→ Exercise aim
Quote the entries in full, character for character, without their images.

────────────────────

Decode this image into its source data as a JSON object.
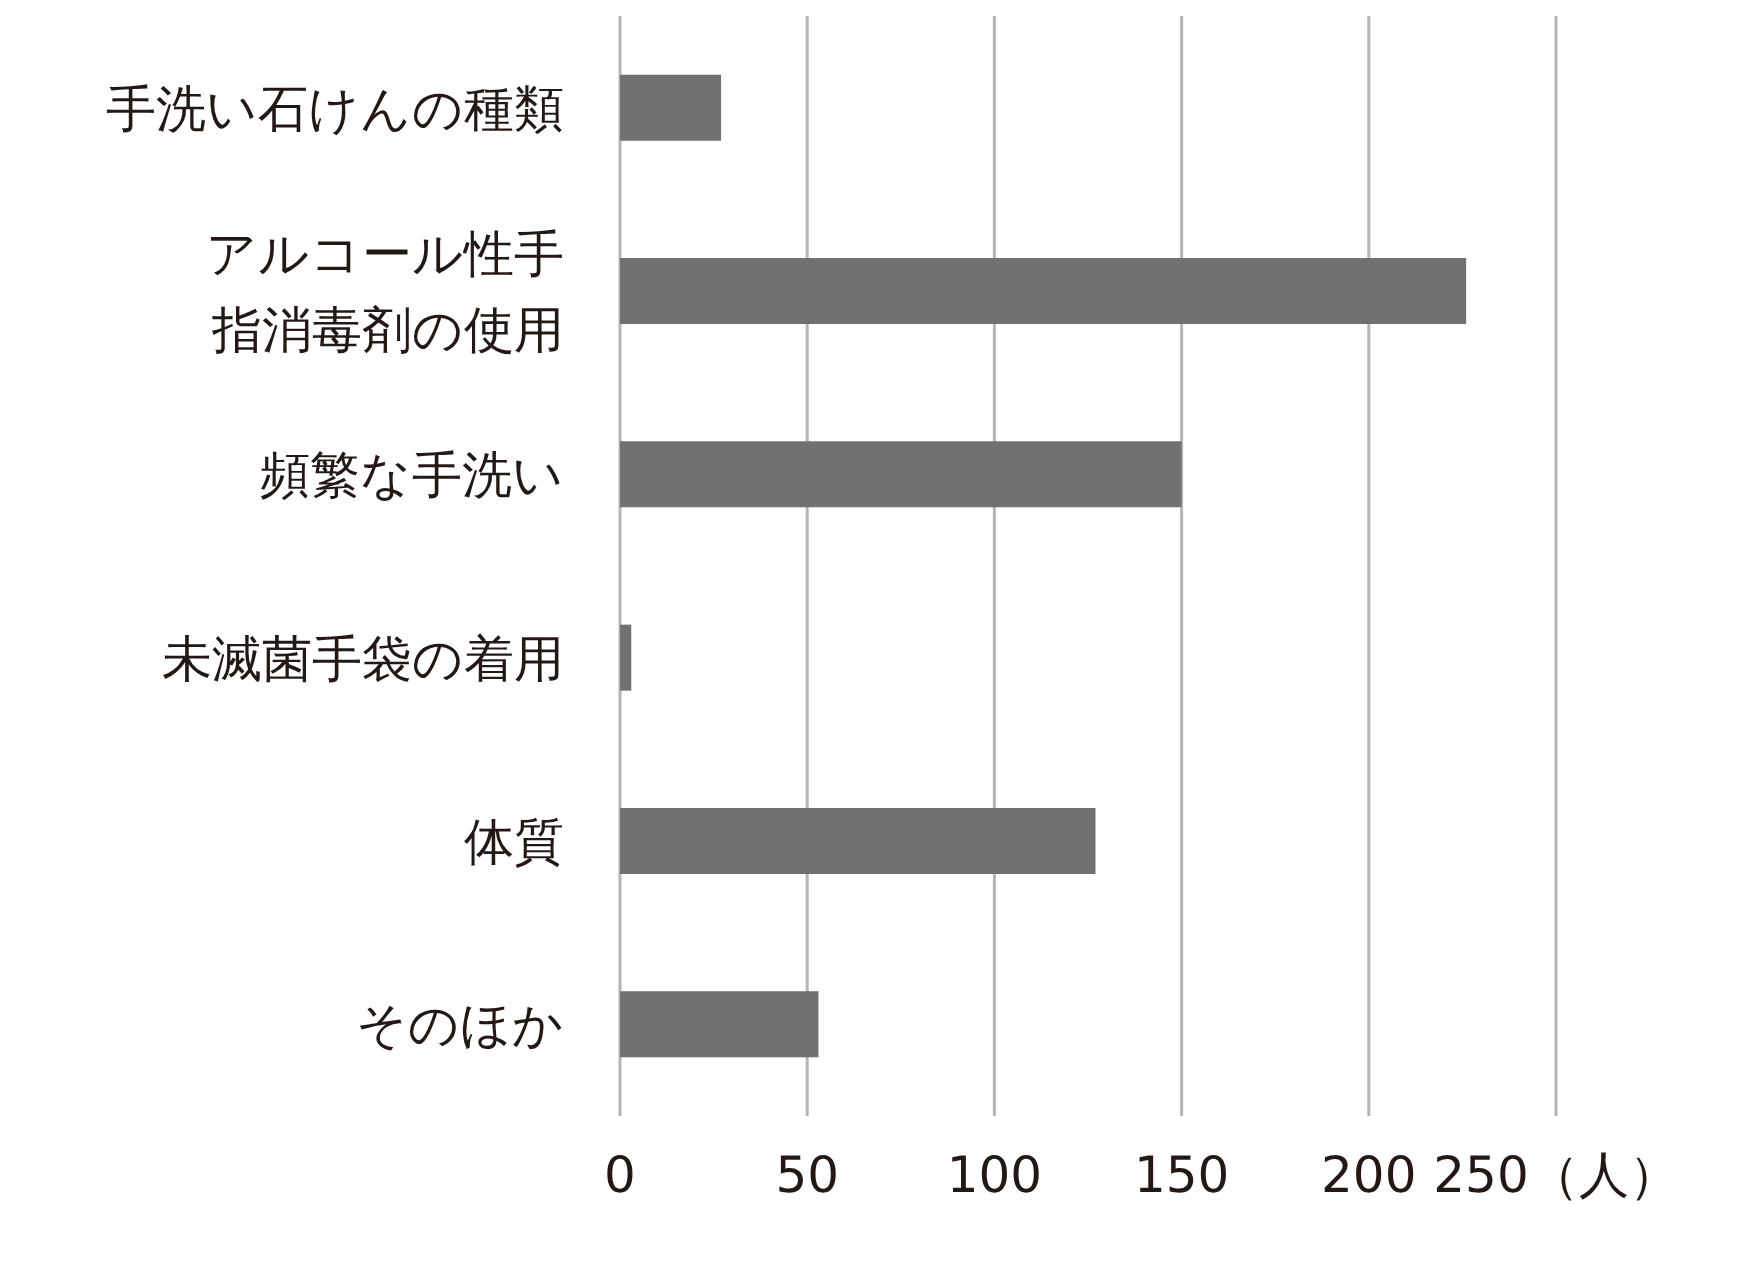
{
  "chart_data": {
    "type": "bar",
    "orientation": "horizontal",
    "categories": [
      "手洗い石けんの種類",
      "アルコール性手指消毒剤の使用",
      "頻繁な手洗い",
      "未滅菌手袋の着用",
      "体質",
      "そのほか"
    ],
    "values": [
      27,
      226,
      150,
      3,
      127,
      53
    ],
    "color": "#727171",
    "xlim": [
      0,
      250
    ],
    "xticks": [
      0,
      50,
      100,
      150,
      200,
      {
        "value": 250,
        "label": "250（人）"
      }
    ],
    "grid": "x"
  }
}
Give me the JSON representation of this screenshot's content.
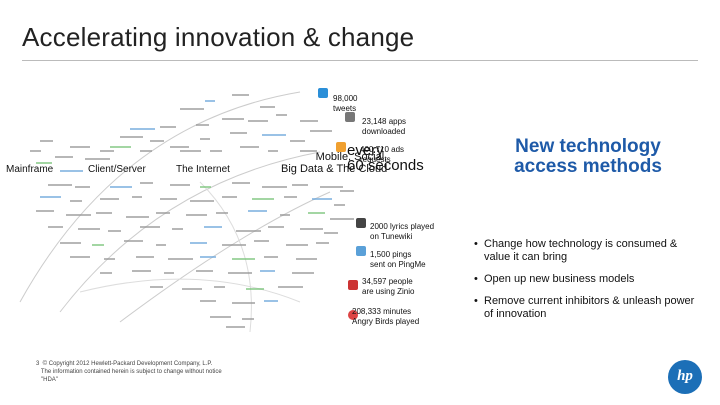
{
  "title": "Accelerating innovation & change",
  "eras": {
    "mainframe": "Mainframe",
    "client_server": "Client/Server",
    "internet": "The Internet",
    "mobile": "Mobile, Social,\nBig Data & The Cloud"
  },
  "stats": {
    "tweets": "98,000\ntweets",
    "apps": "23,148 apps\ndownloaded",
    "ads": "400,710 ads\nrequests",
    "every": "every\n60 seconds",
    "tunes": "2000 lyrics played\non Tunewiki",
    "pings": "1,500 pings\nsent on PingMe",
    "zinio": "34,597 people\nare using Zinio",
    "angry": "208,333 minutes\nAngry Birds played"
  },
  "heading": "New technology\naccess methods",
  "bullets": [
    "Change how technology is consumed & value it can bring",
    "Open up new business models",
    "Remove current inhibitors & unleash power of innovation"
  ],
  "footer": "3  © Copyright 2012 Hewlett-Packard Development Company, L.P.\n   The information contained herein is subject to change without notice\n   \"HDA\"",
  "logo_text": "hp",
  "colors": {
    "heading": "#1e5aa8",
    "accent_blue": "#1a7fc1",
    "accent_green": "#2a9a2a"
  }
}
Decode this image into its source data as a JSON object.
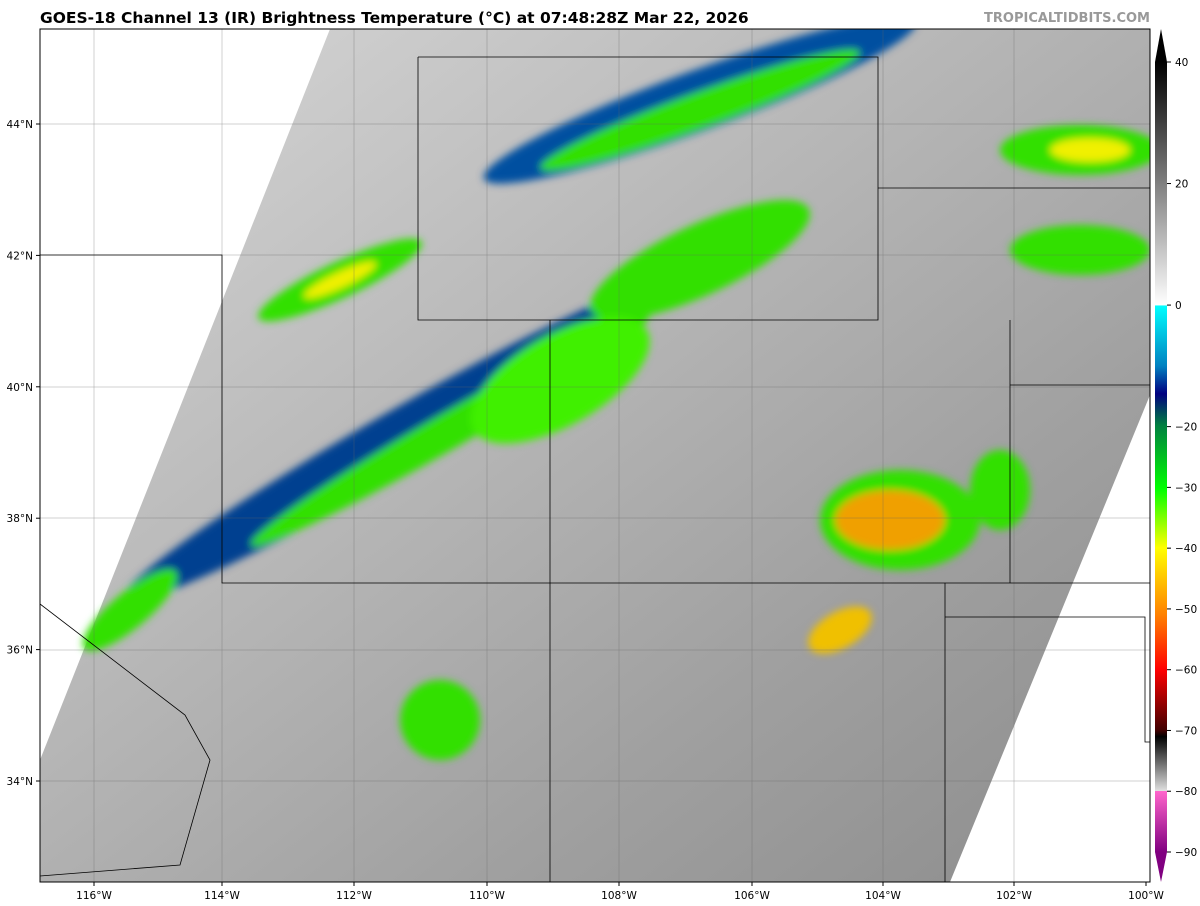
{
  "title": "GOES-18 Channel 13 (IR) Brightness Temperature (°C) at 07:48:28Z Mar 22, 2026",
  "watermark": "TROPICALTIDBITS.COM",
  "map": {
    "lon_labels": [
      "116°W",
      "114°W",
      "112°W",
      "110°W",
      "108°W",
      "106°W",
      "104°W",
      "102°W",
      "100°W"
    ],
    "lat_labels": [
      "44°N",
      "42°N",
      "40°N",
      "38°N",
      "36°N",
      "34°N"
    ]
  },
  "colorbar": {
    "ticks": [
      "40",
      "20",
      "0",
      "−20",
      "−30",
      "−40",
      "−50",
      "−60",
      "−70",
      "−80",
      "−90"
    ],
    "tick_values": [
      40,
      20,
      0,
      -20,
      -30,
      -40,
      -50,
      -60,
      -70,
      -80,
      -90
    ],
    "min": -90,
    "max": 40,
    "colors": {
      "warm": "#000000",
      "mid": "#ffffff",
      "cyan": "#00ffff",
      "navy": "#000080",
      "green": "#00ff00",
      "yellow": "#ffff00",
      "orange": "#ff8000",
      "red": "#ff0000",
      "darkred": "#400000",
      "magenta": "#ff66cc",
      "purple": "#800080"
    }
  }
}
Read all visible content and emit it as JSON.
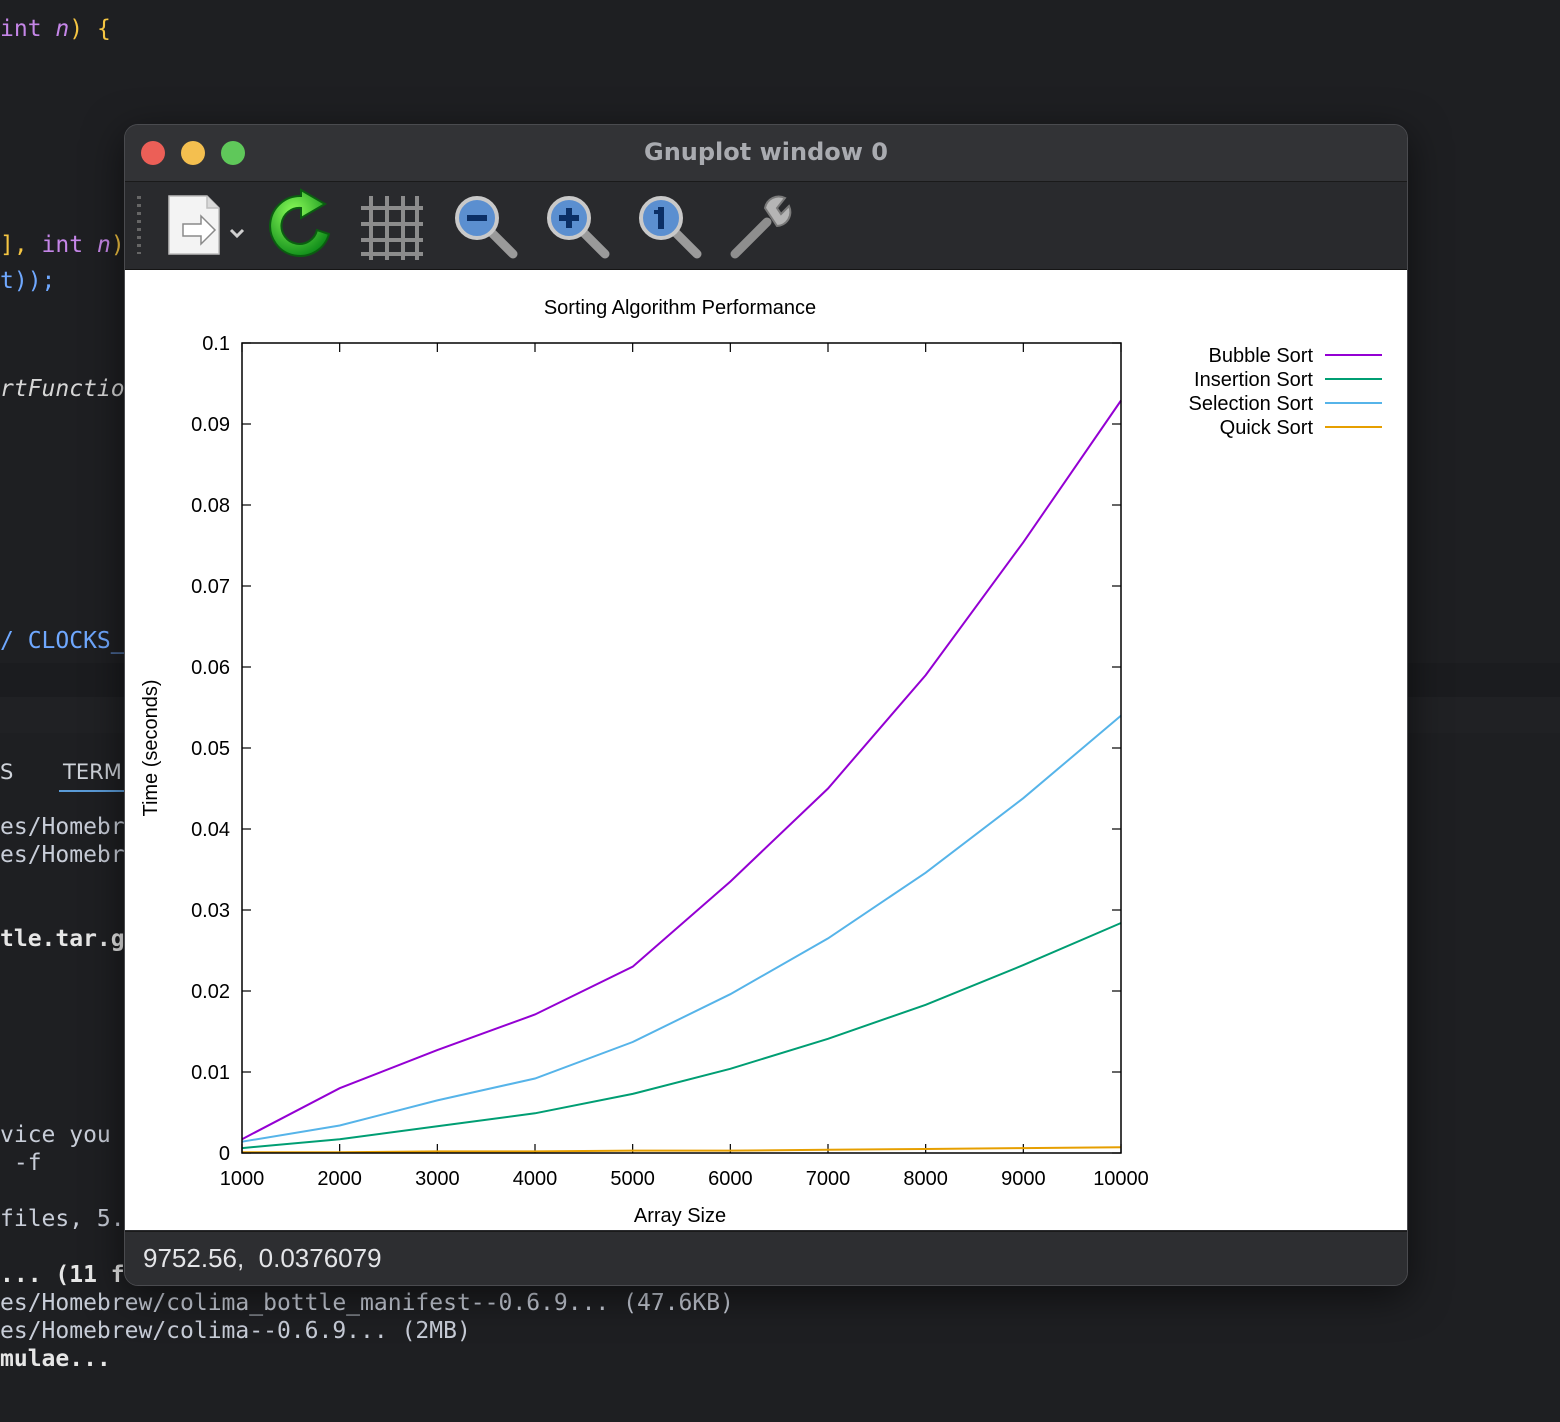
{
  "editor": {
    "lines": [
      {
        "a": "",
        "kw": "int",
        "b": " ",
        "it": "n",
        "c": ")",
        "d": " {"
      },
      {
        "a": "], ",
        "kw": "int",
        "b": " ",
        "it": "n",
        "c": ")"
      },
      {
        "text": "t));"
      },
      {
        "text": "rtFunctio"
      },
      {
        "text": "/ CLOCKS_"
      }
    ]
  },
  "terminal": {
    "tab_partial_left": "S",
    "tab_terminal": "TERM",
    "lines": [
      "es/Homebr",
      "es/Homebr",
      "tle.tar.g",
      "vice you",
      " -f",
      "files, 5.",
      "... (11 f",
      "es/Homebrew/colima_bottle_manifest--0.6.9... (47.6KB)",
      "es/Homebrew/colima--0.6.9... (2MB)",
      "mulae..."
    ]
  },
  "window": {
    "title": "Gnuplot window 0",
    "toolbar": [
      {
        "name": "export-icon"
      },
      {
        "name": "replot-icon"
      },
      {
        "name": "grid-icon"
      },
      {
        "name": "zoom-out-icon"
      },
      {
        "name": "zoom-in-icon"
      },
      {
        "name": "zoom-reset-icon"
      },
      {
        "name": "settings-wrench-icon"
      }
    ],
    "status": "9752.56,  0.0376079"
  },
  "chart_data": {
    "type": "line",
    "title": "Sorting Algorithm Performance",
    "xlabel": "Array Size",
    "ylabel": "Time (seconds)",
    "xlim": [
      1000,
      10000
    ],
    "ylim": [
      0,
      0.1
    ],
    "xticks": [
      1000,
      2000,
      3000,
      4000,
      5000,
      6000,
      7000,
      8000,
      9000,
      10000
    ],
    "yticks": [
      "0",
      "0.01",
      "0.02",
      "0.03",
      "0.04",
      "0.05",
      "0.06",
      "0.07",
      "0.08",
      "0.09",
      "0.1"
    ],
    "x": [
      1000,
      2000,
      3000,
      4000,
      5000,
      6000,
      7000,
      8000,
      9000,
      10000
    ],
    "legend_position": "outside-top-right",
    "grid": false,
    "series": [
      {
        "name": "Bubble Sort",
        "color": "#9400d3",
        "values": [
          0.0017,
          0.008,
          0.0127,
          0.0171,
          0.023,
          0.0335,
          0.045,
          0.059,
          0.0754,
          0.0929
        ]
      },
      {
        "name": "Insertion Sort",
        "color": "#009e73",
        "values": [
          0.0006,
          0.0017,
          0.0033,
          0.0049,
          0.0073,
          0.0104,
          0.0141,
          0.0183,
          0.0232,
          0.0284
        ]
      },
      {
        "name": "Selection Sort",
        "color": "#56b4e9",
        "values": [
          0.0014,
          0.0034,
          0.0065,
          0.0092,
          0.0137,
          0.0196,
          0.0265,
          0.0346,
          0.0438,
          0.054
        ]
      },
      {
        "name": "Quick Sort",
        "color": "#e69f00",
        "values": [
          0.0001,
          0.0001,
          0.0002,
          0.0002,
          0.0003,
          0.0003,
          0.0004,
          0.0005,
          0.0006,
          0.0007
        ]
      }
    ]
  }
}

────────────────────

→ Expected answer
Decode this image into its source data as a JSON object.
{
  "chart_data": {
    "type": "bar",
    "orientation": "horizontal",
    "categories": [
      "手洗い石けんの種類",
      "アルコール性手指消毒剤の使用",
      "頻繁な手洗い",
      "未滅菌手袋の着用",
      "体質",
      "そのほか"
    ],
    "values": [
      27,
      226,
      150,
      3,
      127,
      53
    ],
    "color": "#727171",
    "xlim": [
      0,
      250
    ],
    "xticks": [
      0,
      50,
      100,
      150,
      200,
      {
        "value": 250,
        "label": "250（人）"
      }
    ],
    "grid": "x"
  }
}
Give me the JSON representation of this screenshot's content.
{
  "title": "Accelerating innovation & change",
  "eras": {
    "mainframe": "Mainframe",
    "client_server": "Client/Server",
    "internet": "The Internet",
    "mobile": "Mobile, Social,\nBig Data & The Cloud"
  },
  "stats": {
    "tweets": "98,000\ntweets",
    "apps": "23,148 apps\ndownloaded",
    "ads": "400,710 ads\nrequests",
    "every": "every\n60 seconds",
    "tunes": "2000 lyrics played\non Tunewiki",
    "pings": "1,500 pings\nsent on PingMe",
    "zinio": "34,597 people\nare using Zinio",
    "angry": "208,333 minutes\nAngry Birds played"
  },
  "heading": "New technology\naccess methods",
  "bullets": [
    "Change how technology is consumed & value it can bring",
    "Open up new business models",
    "Remove current inhibitors & unleash power of innovation"
  ],
  "footer": "3  © Copyright 2012 Hewlett-Packard Development Company, L.P.\n   The information contained herein is subject to change without notice\n   \"HDA\"",
  "logo_text": "hp",
  "colors": {
    "heading": "#1e5aa8",
    "accent_blue": "#1a7fc1",
    "accent_green": "#2a9a2a"
  }
}
Decode this image into its source data as a JSON object.
{
  "title": "GOES-18 Channel 13 (IR) Brightness Temperature (°C) at 07:48:28Z Mar 22, 2026",
  "watermark": "TROPICALTIDBITS.COM",
  "map": {
    "lon_labels": [
      "116°W",
      "114°W",
      "112°W",
      "110°W",
      "108°W",
      "106°W",
      "104°W",
      "102°W",
      "100°W"
    ],
    "lat_labels": [
      "44°N",
      "42°N",
      "40°N",
      "38°N",
      "36°N",
      "34°N"
    ]
  },
  "colorbar": {
    "ticks": [
      "40",
      "20",
      "0",
      "−20",
      "−30",
      "−40",
      "−50",
      "−60",
      "−70",
      "−80",
      "−90"
    ],
    "tick_values": [
      40,
      20,
      0,
      -20,
      -30,
      -40,
      -50,
      -60,
      -70,
      -80,
      -90
    ],
    "min": -90,
    "max": 40,
    "colors": {
      "warm": "#000000",
      "mid": "#ffffff",
      "cyan": "#00ffff",
      "navy": "#000080",
      "green": "#00ff00",
      "yellow": "#ffff00",
      "orange": "#ff8000",
      "red": "#ff0000",
      "darkred": "#400000",
      "magenta": "#ff66cc",
      "purple": "#800080"
    }
  }
}
Read all visible content and emit it as JSON.
{
  "editor": {
    "lines": [
      {
        "a": "",
        "kw": "int",
        "b": " ",
        "it": "n",
        "c": ")",
        "d": " {"
      },
      {
        "a": "], ",
        "kw": "int",
        "b": " ",
        "it": "n",
        "c": ")"
      },
      {
        "text": "t));"
      },
      {
        "text": "rtFunctio"
      },
      {
        "text": "/ CLOCKS_"
      }
    ]
  },
  "terminal": {
    "tab_partial_left": "S",
    "tab_terminal": "TERM",
    "lines": [
      "es/Homebr",
      "es/Homebr",
      "tle.tar.g",
      "vice you",
      " -f",
      "files, 5.",
      "... (11 f",
      "es/Homebrew/colima_bottle_manifest--0.6.9... (47.6KB)",
      "es/Homebrew/colima--0.6.9... (2MB)",
      "mulae..."
    ]
  },
  "window": {
    "title": "Gnuplot window 0",
    "toolbar": [
      {
        "name": "export-icon"
      },
      {
        "name": "replot-icon"
      },
      {
        "name": "grid-icon"
      },
      {
        "name": "zoom-out-icon"
      },
      {
        "name": "zoom-in-icon"
      },
      {
        "name": "zoom-reset-icon"
      },
      {
        "name": "settings-wrench-icon"
      }
    ],
    "status": "9752.56,  0.0376079"
  },
  "chart_data": {
    "type": "line",
    "title": "Sorting Algorithm Performance",
    "xlabel": "Array Size",
    "ylabel": "Time (seconds)",
    "xlim": [
      1000,
      10000
    ],
    "ylim": [
      0,
      0.1
    ],
    "xticks": [
      1000,
      2000,
      3000,
      4000,
      5000,
      6000,
      7000,
      8000,
      9000,
      10000
    ],
    "yticks": [
      "0",
      "0.01",
      "0.02",
      "0.03",
      "0.04",
      "0.05",
      "0.06",
      "0.07",
      "0.08",
      "0.09",
      "0.1"
    ],
    "x": [
      1000,
      2000,
      3000,
      4000,
      5000,
      6000,
      7000,
      8000,
      9000,
      10000
    ],
    "legend_position": "outside-top-right",
    "grid": false,
    "series": [
      {
        "name": "Bubble Sort",
        "color": "#9400d3",
        "values": [
          0.0017,
          0.008,
          0.0127,
          0.0171,
          0.023,
          0.0335,
          0.045,
          0.059,
          0.0754,
          0.0929
        ]
      },
      {
        "name": "Insertion Sort",
        "color": "#009e73",
        "values": [
          0.0006,
          0.0017,
          0.0033,
          0.0049,
          0.0073,
          0.0104,
          0.0141,
          0.0183,
          0.0232,
          0.0284
        ]
      },
      {
        "name": "Selection Sort",
        "color": "#56b4e9",
        "values": [
          0.0014,
          0.0034,
          0.0065,
          0.0092,
          0.0137,
          0.0196,
          0.0265,
          0.0346,
          0.0438,
          0.054
        ]
      },
      {
        "name": "Quick Sort",
        "color": "#e69f00",
        "values": [
          0.0001,
          0.0001,
          0.0002,
          0.0002,
          0.0003,
          0.0003,
          0.0004,
          0.0005,
          0.0006,
          0.0007
        ]
      }
    ]
  }
}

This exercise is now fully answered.